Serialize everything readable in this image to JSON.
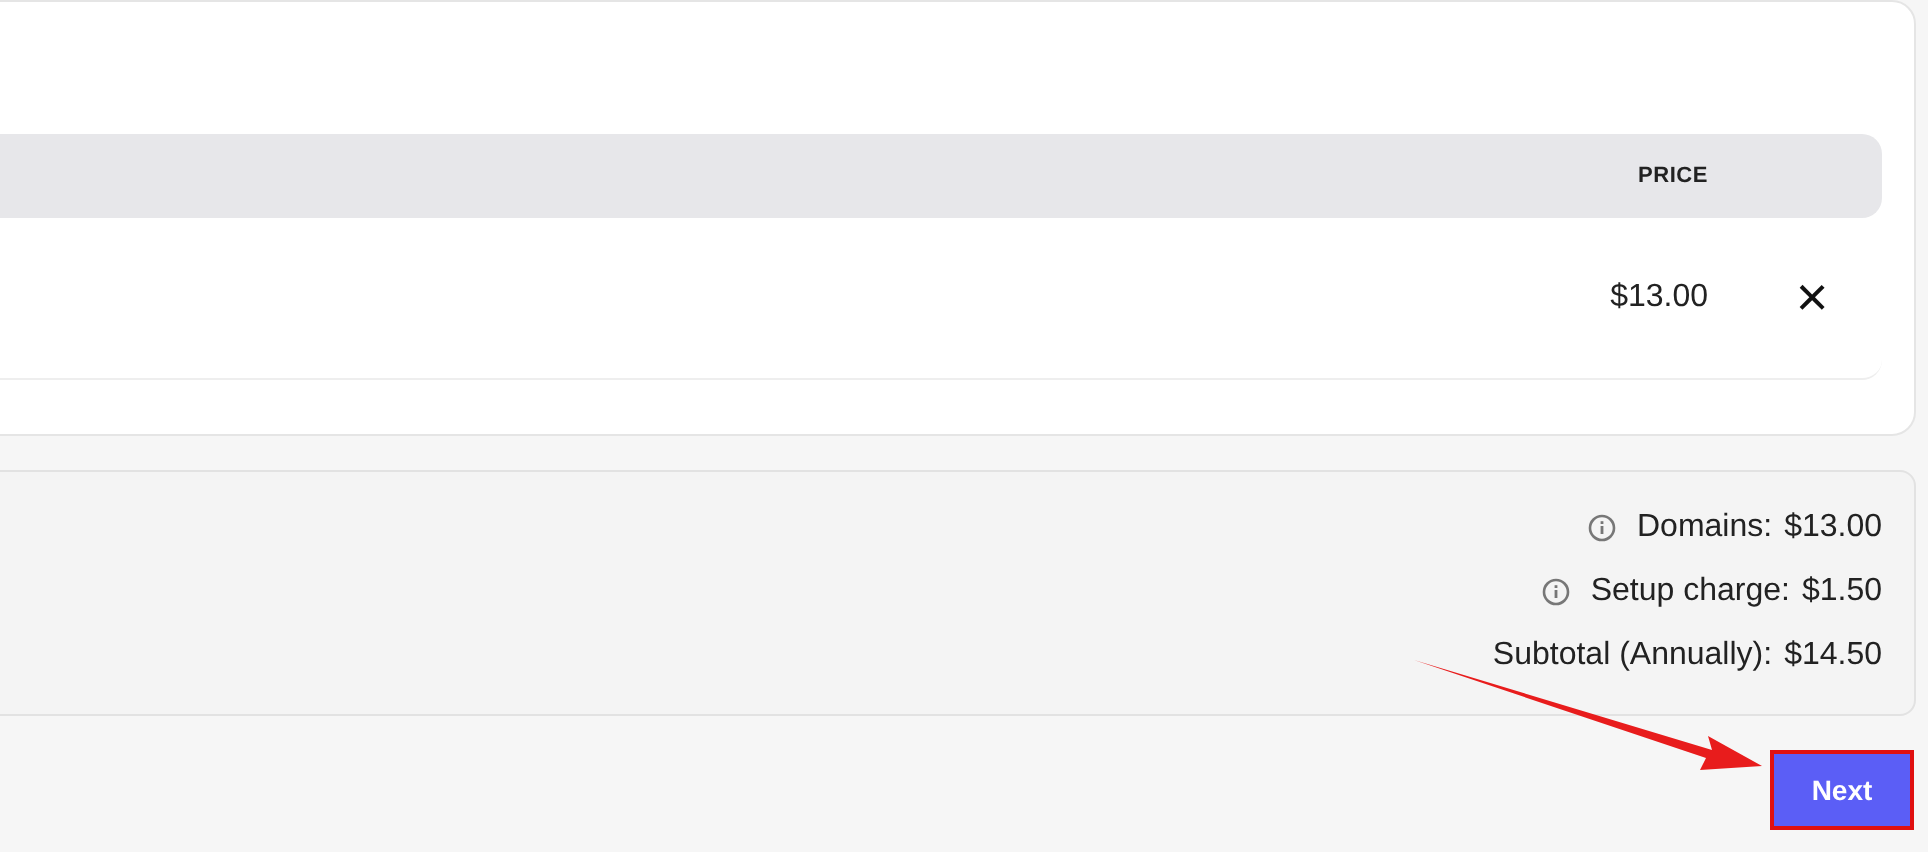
{
  "table": {
    "columns": [
      {
        "label": "PRICE"
      }
    ],
    "rows": [
      {
        "price": "$13.00",
        "remove": "×"
      }
    ]
  },
  "summary": {
    "lines": [
      {
        "kind": "info",
        "label": "Domains:",
        "value": "$13.00"
      },
      {
        "kind": "info",
        "label": "Setup charge:",
        "value": "$1.50"
      },
      {
        "kind": "plain",
        "label": "Subtotal (Annually):",
        "value": "$14.50"
      }
    ]
  },
  "next_button": {
    "label": "Next"
  }
}
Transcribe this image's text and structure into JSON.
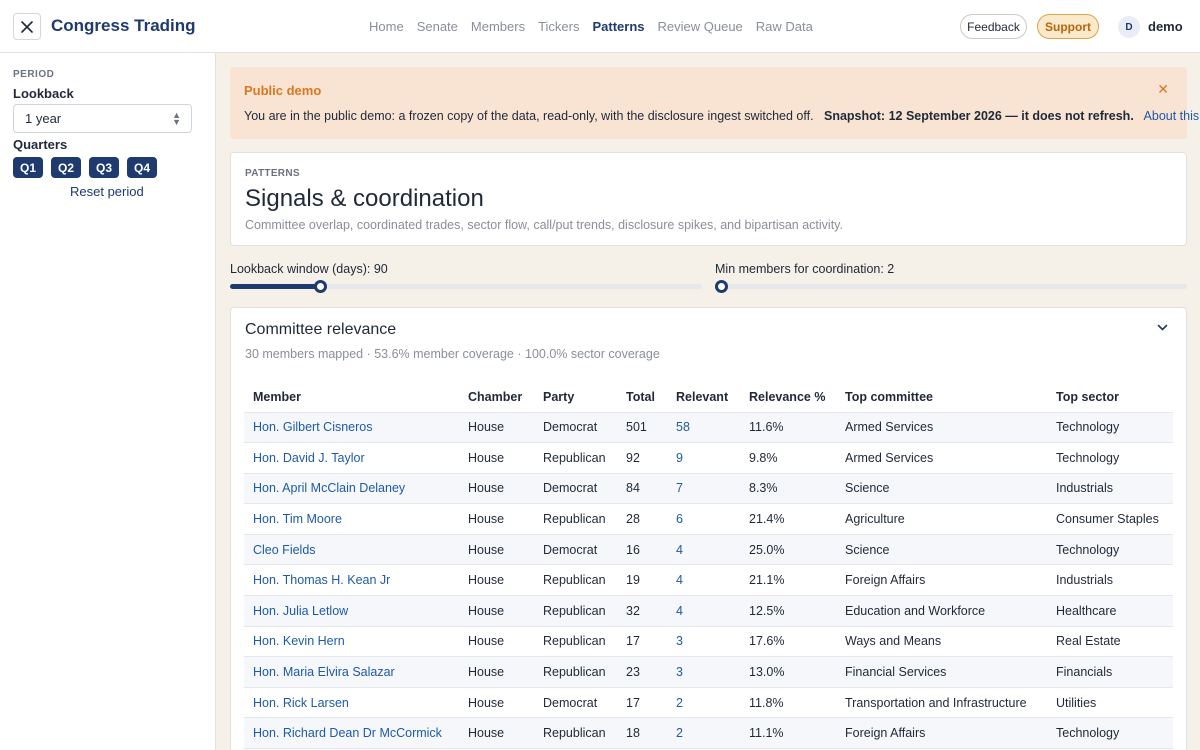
{
  "header": {
    "brand": "Congress Trading",
    "nav": [
      "Home",
      "Senate",
      "Members",
      "Tickers",
      "Patterns",
      "Review Queue",
      "Raw Data"
    ],
    "active_nav": "Patterns",
    "feedback_label": "Feedback",
    "support_label": "Support",
    "avatar_initial": "D",
    "username": "demo"
  },
  "sidebar": {
    "section": "PERIOD",
    "lookback_label": "Lookback",
    "lookback_value": "1 year",
    "quarters_label": "Quarters",
    "quarters": [
      "Q1",
      "Q2",
      "Q3",
      "Q4"
    ],
    "reset_label": "Reset period"
  },
  "banner": {
    "title": "Public demo",
    "message": "You are in the public demo: a frozen copy of the data, read-only, with the disclosure ingest switched off.",
    "snapshot": "Snapshot: 12 September 2026 — it does not refresh.",
    "link": "About this build",
    "close_glyph": "✕"
  },
  "page": {
    "eyebrow": "PATTERNS",
    "title": "Signals & coordination",
    "subtitle": "Committee overlap, coordinated trades, sector flow, call/put trends, disclosure spikes, and bipartisan activity."
  },
  "sliders": {
    "lookback_label": "Lookback window (days): 90",
    "lookback_fraction": 0.19,
    "min_members_label": "Min members for coordination: 2",
    "min_members_fraction": 0.0
  },
  "committee": {
    "title": "Committee relevance",
    "summary": "30 members mapped · 53.6% member coverage · 100.0% sector coverage",
    "columns": [
      "Member",
      "Chamber",
      "Party",
      "Total",
      "Relevant",
      "Relevance %",
      "Top committee",
      "Top sector"
    ],
    "rows": [
      [
        "Hon. Gilbert Cisneros",
        "House",
        "Democrat",
        "501",
        "58",
        "11.6%",
        "Armed Services",
        "Technology"
      ],
      [
        "Hon. David J. Taylor",
        "House",
        "Republican",
        "92",
        "9",
        "9.8%",
        "Armed Services",
        "Technology"
      ],
      [
        "Hon. April McClain Delaney",
        "House",
        "Democrat",
        "84",
        "7",
        "8.3%",
        "Science",
        "Industrials"
      ],
      [
        "Hon. Tim Moore",
        "House",
        "Republican",
        "28",
        "6",
        "21.4%",
        "Agriculture",
        "Consumer Staples"
      ],
      [
        "Cleo Fields",
        "House",
        "Democrat",
        "16",
        "4",
        "25.0%",
        "Science",
        "Technology"
      ],
      [
        "Hon. Thomas H. Kean Jr",
        "House",
        "Republican",
        "19",
        "4",
        "21.1%",
        "Foreign Affairs",
        "Industrials"
      ],
      [
        "Hon. Julia Letlow",
        "House",
        "Republican",
        "32",
        "4",
        "12.5%",
        "Education and Workforce",
        "Healthcare"
      ],
      [
        "Hon. Kevin Hern",
        "House",
        "Republican",
        "17",
        "3",
        "17.6%",
        "Ways and Means",
        "Real Estate"
      ],
      [
        "Hon. Maria Elvira Salazar",
        "House",
        "Republican",
        "23",
        "3",
        "13.0%",
        "Financial Services",
        "Financials"
      ],
      [
        "Hon. Rick Larsen",
        "House",
        "Democrat",
        "17",
        "2",
        "11.8%",
        "Transportation and Infrastructure",
        "Utilities"
      ],
      [
        "Hon. Richard Dean Dr McCormick",
        "House",
        "Republican",
        "18",
        "2",
        "11.1%",
        "Foreign Affairs",
        "Technology"
      ]
    ]
  }
}
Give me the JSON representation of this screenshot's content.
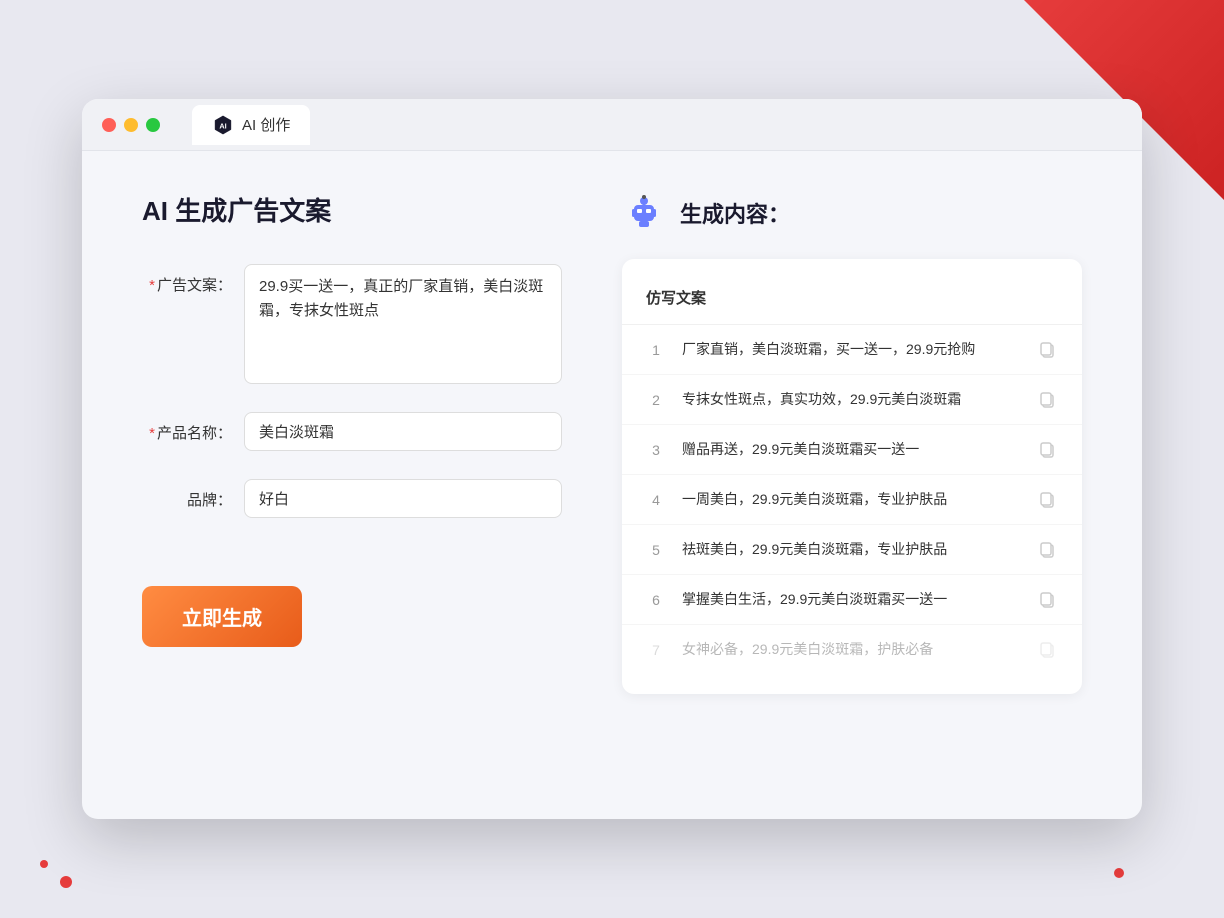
{
  "window": {
    "tab_label": "AI 创作"
  },
  "page": {
    "title": "AI 生成广告文案",
    "result_title": "生成内容："
  },
  "form": {
    "ad_copy_label": "广告文案：",
    "ad_copy_required": true,
    "ad_copy_value": "29.9买一送一，真正的厂家直销，美白淡斑霜，专抹女性斑点",
    "product_name_label": "产品名称：",
    "product_name_required": true,
    "product_name_value": "美白淡斑霜",
    "brand_label": "品牌：",
    "brand_required": false,
    "brand_value": "好白",
    "generate_btn": "立即生成"
  },
  "results": {
    "table_header": "仿写文案",
    "items": [
      {
        "num": "1",
        "text": "厂家直销，美白淡斑霜，买一送一，29.9元抢购",
        "faded": false
      },
      {
        "num": "2",
        "text": "专抹女性斑点，真实功效，29.9元美白淡斑霜",
        "faded": false
      },
      {
        "num": "3",
        "text": "赠品再送，29.9元美白淡斑霜买一送一",
        "faded": false
      },
      {
        "num": "4",
        "text": "一周美白，29.9元美白淡斑霜，专业护肤品",
        "faded": false
      },
      {
        "num": "5",
        "text": "祛斑美白，29.9元美白淡斑霜，专业护肤品",
        "faded": false
      },
      {
        "num": "6",
        "text": "掌握美白生活，29.9元美白淡斑霜买一送一",
        "faded": false
      },
      {
        "num": "7",
        "text": "女神必备，29.9元美白淡斑霜，护肤必备",
        "faded": true
      }
    ]
  }
}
═══
Set task
Every record above should be transcribed exactly; the pictures stay out of the copy.

Answer below
Serialize everything readable in this image to JSON.
{
  "table": {
    "columns": [
      {
        "label": "PRICE"
      }
    ],
    "rows": [
      {
        "price": "$13.00",
        "remove": "×"
      }
    ]
  },
  "summary": {
    "lines": [
      {
        "kind": "info",
        "label": "Domains:",
        "value": "$13.00"
      },
      {
        "kind": "info",
        "label": "Setup charge:",
        "value": "$1.50"
      },
      {
        "kind": "plain",
        "label": "Subtotal (Annually):",
        "value": "$14.50"
      }
    ]
  },
  "next_button": {
    "label": "Next"
  }
}
Transcribe this image's text and structure into JSON.
{
  "header": {
    "brand": "Congress Trading",
    "nav": [
      "Home",
      "Senate",
      "Members",
      "Tickers",
      "Patterns",
      "Review Queue",
      "Raw Data"
    ],
    "active_nav": "Patterns",
    "feedback_label": "Feedback",
    "support_label": "Support",
    "avatar_initial": "D",
    "username": "demo"
  },
  "sidebar": {
    "section": "PERIOD",
    "lookback_label": "Lookback",
    "lookback_value": "1 year",
    "quarters_label": "Quarters",
    "quarters": [
      "Q1",
      "Q2",
      "Q3",
      "Q4"
    ],
    "reset_label": "Reset period"
  },
  "banner": {
    "title": "Public demo",
    "message": "You are in the public demo: a frozen copy of the data, read-only, with the disclosure ingest switched off.",
    "snapshot": "Snapshot: 12 September 2026 — it does not refresh.",
    "link": "About this build",
    "close_glyph": "✕"
  },
  "page": {
    "eyebrow": "PATTERNS",
    "title": "Signals & coordination",
    "subtitle": "Committee overlap, coordinated trades, sector flow, call/put trends, disclosure spikes, and bipartisan activity."
  },
  "sliders": {
    "lookback_label": "Lookback window (days): 90",
    "lookback_fraction": 0.19,
    "min_members_label": "Min members for coordination: 2",
    "min_members_fraction": 0.0
  },
  "committee": {
    "title": "Committee relevance",
    "summary": "30 members mapped · 53.6% member coverage · 100.0% sector coverage",
    "columns": [
      "Member",
      "Chamber",
      "Party",
      "Total",
      "Relevant",
      "Relevance %",
      "Top committee",
      "Top sector"
    ],
    "rows": [
      [
        "Hon. Gilbert Cisneros",
        "House",
        "Democrat",
        "501",
        "58",
        "11.6%",
        "Armed Services",
        "Technology"
      ],
      [
        "Hon. David J. Taylor",
        "House",
        "Republican",
        "92",
        "9",
        "9.8%",
        "Armed Services",
        "Technology"
      ],
      [
        "Hon. April McClain Delaney",
        "House",
        "Democrat",
        "84",
        "7",
        "8.3%",
        "Science",
        "Industrials"
      ],
      [
        "Hon. Tim Moore",
        "House",
        "Republican",
        "28",
        "6",
        "21.4%",
        "Agriculture",
        "Consumer Staples"
      ],
      [
        "Cleo Fields",
        "House",
        "Democrat",
        "16",
        "4",
        "25.0%",
        "Science",
        "Technology"
      ],
      [
        "Hon. Thomas H. Kean Jr",
        "House",
        "Republican",
        "19",
        "4",
        "21.1%",
        "Foreign Affairs",
        "Industrials"
      ],
      [
        "Hon. Julia Letlow",
        "House",
        "Republican",
        "32",
        "4",
        "12.5%",
        "Education and Workforce",
        "Healthcare"
      ],
      [
        "Hon. Kevin Hern",
        "House",
        "Republican",
        "17",
        "3",
        "17.6%",
        "Ways and Means",
        "Real Estate"
      ],
      [
        "Hon. Maria Elvira Salazar",
        "House",
        "Republican",
        "23",
        "3",
        "13.0%",
        "Financial Services",
        "Financials"
      ],
      [
        "Hon. Rick Larsen",
        "House",
        "Democrat",
        "17",
        "2",
        "11.8%",
        "Transportation and Infrastructure",
        "Utilities"
      ],
      [
        "Hon. Richard Dean Dr McCormick",
        "House",
        "Republican",
        "18",
        "2",
        "11.1%",
        "Foreign Affairs",
        "Technology"
      ]
    ]
  }
}
Give me the JSON representation of this screenshot's content.
{
  "window": {
    "tab_label": "AI 创作"
  },
  "page": {
    "title": "AI 生成广告文案",
    "result_title": "生成内容："
  },
  "form": {
    "ad_copy_label": "广告文案：",
    "ad_copy_required": true,
    "ad_copy_value": "29.9买一送一，真正的厂家直销，美白淡斑霜，专抹女性斑点",
    "product_name_label": "产品名称：",
    "product_name_required": true,
    "product_name_value": "美白淡斑霜",
    "brand_label": "品牌：",
    "brand_required": false,
    "brand_value": "好白",
    "generate_btn": "立即生成"
  },
  "results": {
    "table_header": "仿写文案",
    "items": [
      {
        "num": "1",
        "text": "厂家直销，美白淡斑霜，买一送一，29.9元抢购",
        "faded": false
      },
      {
        "num": "2",
        "text": "专抹女性斑点，真实功效，29.9元美白淡斑霜",
        "faded": false
      },
      {
        "num": "3",
        "text": "赠品再送，29.9元美白淡斑霜买一送一",
        "faded": false
      },
      {
        "num": "4",
        "text": "一周美白，29.9元美白淡斑霜，专业护肤品",
        "faded": false
      },
      {
        "num": "5",
        "text": "祛斑美白，29.9元美白淡斑霜，专业护肤品",
        "faded": false
      },
      {
        "num": "6",
        "text": "掌握美白生活，29.9元美白淡斑霜买一送一",
        "faded": false
      },
      {
        "num": "7",
        "text": "女神必备，29.9元美白淡斑霜，护肤必备",
        "faded": true
      }
    ]
  }
}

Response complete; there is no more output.